> _What is being asked_
Work out the number of lines containing "synchronize". Answer with nothing but that number.

> _Supplied material_
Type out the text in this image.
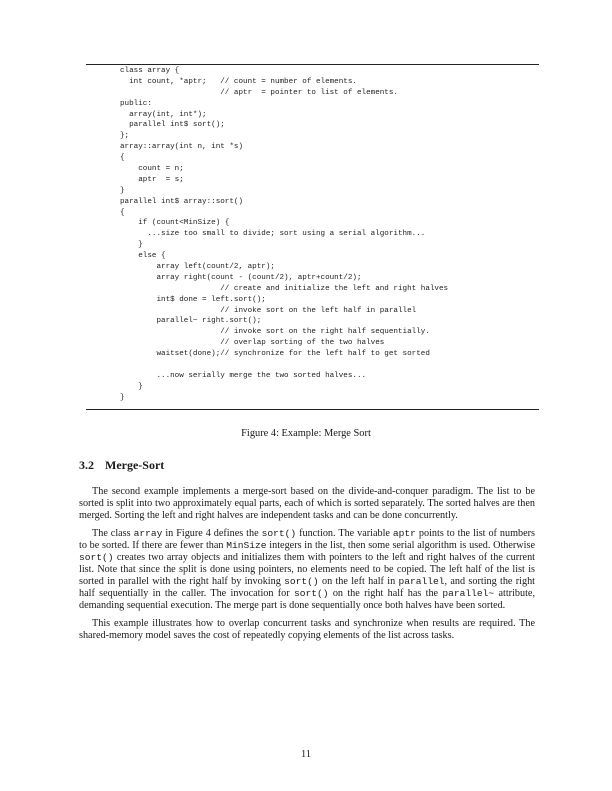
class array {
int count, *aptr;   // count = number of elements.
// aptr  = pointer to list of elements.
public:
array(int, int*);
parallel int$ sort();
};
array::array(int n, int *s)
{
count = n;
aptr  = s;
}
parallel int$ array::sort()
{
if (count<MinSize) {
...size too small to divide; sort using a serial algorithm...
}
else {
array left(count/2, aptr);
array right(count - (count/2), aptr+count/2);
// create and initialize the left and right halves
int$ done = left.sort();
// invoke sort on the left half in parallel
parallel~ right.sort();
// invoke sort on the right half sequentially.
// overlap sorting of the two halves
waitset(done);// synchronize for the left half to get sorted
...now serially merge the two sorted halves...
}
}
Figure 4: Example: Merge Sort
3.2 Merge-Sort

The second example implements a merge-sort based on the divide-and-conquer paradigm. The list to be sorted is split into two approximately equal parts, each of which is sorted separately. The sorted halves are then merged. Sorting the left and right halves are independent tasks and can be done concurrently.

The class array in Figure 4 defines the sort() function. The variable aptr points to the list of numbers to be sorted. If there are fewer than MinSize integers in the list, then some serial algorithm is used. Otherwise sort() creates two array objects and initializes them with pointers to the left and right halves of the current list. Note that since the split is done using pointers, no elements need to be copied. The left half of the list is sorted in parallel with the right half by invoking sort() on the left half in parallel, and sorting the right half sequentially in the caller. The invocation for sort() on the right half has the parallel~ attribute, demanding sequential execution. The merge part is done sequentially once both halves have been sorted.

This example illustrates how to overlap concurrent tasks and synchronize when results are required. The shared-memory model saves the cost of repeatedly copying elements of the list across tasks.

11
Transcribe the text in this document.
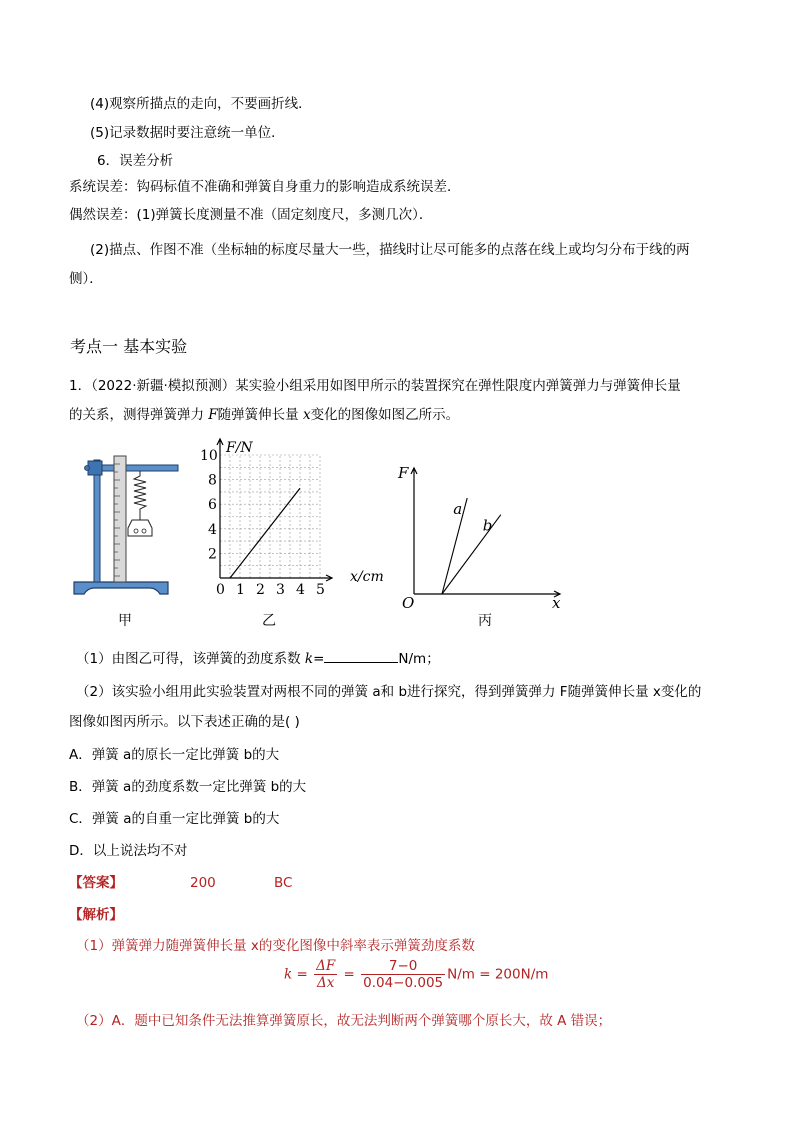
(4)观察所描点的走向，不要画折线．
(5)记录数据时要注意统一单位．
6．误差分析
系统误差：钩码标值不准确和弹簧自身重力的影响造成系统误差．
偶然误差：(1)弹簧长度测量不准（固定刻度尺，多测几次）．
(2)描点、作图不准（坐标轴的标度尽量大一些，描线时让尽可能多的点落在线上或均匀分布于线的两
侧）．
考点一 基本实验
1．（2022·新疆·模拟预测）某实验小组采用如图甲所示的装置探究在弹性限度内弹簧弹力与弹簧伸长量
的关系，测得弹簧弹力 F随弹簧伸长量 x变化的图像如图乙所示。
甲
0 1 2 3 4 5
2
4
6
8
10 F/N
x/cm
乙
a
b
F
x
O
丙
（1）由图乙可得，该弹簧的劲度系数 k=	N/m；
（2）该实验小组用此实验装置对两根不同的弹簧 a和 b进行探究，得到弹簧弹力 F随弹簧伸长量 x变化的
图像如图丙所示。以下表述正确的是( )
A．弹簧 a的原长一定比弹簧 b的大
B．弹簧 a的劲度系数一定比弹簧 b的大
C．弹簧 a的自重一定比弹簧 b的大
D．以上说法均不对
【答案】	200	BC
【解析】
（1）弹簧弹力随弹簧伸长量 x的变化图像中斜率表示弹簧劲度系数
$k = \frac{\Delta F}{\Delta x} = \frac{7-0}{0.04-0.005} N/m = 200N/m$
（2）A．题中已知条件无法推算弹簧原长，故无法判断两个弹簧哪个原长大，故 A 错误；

> _Expected output_
2